EXERCISE OBJECTIVE
Only the number is wanted: how many lines contain the word "gest"?

Entries from a dataset

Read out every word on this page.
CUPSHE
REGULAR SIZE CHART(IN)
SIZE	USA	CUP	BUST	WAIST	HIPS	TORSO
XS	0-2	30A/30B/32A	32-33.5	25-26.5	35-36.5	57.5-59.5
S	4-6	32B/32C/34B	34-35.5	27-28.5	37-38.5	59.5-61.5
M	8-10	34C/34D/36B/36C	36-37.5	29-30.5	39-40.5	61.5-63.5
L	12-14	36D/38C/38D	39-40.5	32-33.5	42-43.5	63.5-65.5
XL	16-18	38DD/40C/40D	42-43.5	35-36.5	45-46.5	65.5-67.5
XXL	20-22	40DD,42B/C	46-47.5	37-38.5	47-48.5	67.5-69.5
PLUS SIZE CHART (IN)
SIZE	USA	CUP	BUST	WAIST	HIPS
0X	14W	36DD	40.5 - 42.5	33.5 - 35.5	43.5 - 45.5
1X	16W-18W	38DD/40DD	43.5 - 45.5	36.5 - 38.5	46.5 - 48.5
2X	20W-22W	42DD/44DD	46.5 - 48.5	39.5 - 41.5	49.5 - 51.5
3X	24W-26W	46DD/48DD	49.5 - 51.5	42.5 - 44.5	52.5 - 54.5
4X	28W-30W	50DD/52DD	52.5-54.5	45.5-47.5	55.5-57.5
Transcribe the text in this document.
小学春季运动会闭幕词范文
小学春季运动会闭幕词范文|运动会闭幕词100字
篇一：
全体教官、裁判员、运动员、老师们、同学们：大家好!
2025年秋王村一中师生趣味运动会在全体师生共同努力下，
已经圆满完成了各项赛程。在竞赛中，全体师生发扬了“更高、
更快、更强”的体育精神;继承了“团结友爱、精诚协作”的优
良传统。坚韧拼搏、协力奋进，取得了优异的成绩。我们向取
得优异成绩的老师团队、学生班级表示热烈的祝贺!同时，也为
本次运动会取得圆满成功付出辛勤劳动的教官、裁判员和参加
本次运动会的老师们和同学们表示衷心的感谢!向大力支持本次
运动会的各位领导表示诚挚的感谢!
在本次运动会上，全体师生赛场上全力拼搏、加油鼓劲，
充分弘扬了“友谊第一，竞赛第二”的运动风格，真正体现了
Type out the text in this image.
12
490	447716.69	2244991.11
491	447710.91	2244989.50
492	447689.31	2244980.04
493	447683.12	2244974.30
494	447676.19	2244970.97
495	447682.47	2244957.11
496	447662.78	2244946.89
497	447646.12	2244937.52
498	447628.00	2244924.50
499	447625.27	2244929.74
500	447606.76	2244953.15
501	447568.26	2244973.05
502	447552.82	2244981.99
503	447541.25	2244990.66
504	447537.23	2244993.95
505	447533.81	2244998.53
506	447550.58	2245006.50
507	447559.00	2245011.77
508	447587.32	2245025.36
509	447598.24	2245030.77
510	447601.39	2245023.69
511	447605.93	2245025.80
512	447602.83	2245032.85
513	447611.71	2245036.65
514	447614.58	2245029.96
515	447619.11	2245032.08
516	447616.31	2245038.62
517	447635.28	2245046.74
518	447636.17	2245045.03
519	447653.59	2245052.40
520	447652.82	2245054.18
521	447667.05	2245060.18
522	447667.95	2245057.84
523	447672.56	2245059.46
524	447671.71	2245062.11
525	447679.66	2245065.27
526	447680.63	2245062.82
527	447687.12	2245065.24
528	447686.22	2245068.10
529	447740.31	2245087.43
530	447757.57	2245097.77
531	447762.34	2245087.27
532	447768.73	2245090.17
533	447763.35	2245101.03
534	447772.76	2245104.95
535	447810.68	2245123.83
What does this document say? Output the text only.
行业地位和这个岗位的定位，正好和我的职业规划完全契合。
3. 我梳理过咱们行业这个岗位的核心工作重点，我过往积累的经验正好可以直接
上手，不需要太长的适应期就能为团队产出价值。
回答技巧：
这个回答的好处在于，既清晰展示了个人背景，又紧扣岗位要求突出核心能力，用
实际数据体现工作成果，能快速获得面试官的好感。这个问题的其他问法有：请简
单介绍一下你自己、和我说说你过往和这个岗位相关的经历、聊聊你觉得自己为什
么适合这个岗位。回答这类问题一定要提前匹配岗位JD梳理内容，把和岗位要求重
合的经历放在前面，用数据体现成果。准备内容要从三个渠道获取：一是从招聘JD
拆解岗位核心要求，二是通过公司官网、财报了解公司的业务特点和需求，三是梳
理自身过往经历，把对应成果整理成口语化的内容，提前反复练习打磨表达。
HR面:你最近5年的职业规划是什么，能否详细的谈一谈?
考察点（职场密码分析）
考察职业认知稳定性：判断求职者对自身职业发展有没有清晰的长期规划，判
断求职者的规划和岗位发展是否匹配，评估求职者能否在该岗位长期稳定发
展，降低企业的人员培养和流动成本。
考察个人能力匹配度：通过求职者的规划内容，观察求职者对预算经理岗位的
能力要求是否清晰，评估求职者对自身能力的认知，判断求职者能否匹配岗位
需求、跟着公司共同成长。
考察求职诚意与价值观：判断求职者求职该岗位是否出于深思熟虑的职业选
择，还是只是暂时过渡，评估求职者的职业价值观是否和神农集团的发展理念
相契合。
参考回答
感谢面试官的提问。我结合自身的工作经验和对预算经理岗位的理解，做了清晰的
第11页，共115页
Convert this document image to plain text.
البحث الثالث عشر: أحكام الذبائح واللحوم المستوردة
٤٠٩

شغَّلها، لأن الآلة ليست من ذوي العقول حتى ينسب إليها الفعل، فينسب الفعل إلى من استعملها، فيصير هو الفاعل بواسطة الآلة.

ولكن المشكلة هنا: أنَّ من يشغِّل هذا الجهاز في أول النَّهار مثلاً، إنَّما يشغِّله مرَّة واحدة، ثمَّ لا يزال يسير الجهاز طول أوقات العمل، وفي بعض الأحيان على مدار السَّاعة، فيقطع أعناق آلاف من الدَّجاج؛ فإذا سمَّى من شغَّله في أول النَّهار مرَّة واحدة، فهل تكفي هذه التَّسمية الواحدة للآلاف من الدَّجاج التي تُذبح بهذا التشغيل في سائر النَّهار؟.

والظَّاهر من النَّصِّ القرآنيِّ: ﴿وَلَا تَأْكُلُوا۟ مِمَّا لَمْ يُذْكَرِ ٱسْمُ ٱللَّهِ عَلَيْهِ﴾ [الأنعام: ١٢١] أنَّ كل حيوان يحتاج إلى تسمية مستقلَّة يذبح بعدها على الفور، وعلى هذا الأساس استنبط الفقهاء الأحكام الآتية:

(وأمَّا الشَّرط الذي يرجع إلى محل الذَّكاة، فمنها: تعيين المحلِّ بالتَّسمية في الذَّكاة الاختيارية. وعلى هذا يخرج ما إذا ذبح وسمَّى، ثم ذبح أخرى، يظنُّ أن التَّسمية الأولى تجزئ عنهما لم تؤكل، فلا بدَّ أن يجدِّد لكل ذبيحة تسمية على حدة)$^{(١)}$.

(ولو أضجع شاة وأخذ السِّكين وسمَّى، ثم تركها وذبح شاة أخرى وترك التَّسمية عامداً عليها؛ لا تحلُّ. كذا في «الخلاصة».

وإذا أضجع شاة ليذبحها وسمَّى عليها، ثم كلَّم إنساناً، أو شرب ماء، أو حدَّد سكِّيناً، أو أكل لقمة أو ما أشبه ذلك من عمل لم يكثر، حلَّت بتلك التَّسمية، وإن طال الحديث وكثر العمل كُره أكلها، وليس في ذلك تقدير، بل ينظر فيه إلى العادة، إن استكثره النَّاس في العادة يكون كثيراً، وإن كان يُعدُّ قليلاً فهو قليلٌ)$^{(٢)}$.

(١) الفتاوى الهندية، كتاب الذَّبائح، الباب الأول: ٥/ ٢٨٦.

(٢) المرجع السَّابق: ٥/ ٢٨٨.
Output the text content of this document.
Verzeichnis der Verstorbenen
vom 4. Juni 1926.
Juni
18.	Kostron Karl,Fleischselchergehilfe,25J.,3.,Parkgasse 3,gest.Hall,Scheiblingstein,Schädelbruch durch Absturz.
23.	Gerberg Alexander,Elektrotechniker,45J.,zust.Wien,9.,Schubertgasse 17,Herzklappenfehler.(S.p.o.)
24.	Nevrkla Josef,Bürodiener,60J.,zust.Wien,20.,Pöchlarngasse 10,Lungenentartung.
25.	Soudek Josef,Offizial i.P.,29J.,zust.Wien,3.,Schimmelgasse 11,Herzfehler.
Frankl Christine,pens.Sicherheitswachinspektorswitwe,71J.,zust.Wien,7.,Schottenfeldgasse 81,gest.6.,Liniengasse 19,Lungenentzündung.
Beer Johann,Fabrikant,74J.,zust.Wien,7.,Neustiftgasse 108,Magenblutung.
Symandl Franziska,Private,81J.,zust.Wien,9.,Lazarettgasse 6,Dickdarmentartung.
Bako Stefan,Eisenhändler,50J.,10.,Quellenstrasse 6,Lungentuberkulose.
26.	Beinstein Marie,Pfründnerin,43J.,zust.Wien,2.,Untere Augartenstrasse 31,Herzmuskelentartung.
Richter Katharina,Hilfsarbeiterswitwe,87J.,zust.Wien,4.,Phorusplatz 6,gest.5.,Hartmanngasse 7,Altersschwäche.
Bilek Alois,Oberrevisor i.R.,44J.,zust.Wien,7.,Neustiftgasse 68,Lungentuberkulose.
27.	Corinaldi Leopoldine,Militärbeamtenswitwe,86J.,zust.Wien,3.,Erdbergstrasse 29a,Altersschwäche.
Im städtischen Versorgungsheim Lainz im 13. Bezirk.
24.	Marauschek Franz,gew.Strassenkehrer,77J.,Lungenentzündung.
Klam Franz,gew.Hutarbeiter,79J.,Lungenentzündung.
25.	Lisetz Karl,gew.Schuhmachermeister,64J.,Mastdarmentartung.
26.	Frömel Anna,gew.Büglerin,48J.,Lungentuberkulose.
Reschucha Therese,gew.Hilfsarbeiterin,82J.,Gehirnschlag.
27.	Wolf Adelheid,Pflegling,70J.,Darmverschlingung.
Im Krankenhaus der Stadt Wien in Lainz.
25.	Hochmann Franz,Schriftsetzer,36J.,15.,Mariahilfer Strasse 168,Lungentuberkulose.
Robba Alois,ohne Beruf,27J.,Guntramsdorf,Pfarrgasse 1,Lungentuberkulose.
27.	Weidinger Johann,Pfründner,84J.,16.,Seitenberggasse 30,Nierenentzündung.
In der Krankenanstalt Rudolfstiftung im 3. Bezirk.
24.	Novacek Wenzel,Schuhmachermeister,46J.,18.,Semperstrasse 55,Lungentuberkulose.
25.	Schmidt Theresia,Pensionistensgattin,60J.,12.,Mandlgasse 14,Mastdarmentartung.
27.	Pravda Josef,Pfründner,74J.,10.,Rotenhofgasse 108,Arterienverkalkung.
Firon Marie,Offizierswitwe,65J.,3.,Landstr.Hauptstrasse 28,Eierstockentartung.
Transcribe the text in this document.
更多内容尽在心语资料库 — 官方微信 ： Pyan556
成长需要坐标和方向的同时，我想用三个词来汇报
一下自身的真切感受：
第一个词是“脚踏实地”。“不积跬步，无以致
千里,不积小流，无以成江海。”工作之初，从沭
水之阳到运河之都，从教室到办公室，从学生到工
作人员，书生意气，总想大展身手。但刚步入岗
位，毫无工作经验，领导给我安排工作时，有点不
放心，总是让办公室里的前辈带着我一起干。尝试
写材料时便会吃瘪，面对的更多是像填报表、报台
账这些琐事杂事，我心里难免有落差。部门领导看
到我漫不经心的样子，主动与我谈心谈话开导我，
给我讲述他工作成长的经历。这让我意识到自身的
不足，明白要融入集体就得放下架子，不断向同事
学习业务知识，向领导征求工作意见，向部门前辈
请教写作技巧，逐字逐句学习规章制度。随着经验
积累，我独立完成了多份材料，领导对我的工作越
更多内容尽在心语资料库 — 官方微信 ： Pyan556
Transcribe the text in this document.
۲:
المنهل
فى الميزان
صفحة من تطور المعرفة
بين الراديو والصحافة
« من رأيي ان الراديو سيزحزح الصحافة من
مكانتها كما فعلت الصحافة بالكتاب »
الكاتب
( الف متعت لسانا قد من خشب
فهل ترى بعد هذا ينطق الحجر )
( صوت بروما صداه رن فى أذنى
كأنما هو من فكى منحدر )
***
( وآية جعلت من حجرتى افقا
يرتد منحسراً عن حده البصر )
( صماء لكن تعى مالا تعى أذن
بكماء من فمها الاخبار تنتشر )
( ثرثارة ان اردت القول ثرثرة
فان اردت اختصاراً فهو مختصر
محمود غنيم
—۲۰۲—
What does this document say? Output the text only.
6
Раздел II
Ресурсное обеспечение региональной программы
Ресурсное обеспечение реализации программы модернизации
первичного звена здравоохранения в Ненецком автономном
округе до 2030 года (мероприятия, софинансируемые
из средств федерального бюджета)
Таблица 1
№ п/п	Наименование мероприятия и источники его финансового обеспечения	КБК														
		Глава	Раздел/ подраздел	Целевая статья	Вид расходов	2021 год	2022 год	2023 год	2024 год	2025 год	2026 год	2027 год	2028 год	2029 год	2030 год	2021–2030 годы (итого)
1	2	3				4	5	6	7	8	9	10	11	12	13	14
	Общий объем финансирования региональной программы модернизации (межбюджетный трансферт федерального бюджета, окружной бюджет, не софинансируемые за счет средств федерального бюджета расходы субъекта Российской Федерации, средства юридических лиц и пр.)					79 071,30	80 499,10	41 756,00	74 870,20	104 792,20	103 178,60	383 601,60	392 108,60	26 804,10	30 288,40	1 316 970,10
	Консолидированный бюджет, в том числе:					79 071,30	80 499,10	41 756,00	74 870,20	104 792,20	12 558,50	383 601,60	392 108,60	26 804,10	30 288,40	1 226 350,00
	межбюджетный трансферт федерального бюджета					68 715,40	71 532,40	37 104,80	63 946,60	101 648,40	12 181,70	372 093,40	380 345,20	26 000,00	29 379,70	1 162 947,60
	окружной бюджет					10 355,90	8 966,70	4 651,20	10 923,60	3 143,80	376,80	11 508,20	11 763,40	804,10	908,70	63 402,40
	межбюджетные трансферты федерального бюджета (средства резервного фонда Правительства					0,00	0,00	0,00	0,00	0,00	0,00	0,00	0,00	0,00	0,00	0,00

SOLUTION BELOW
3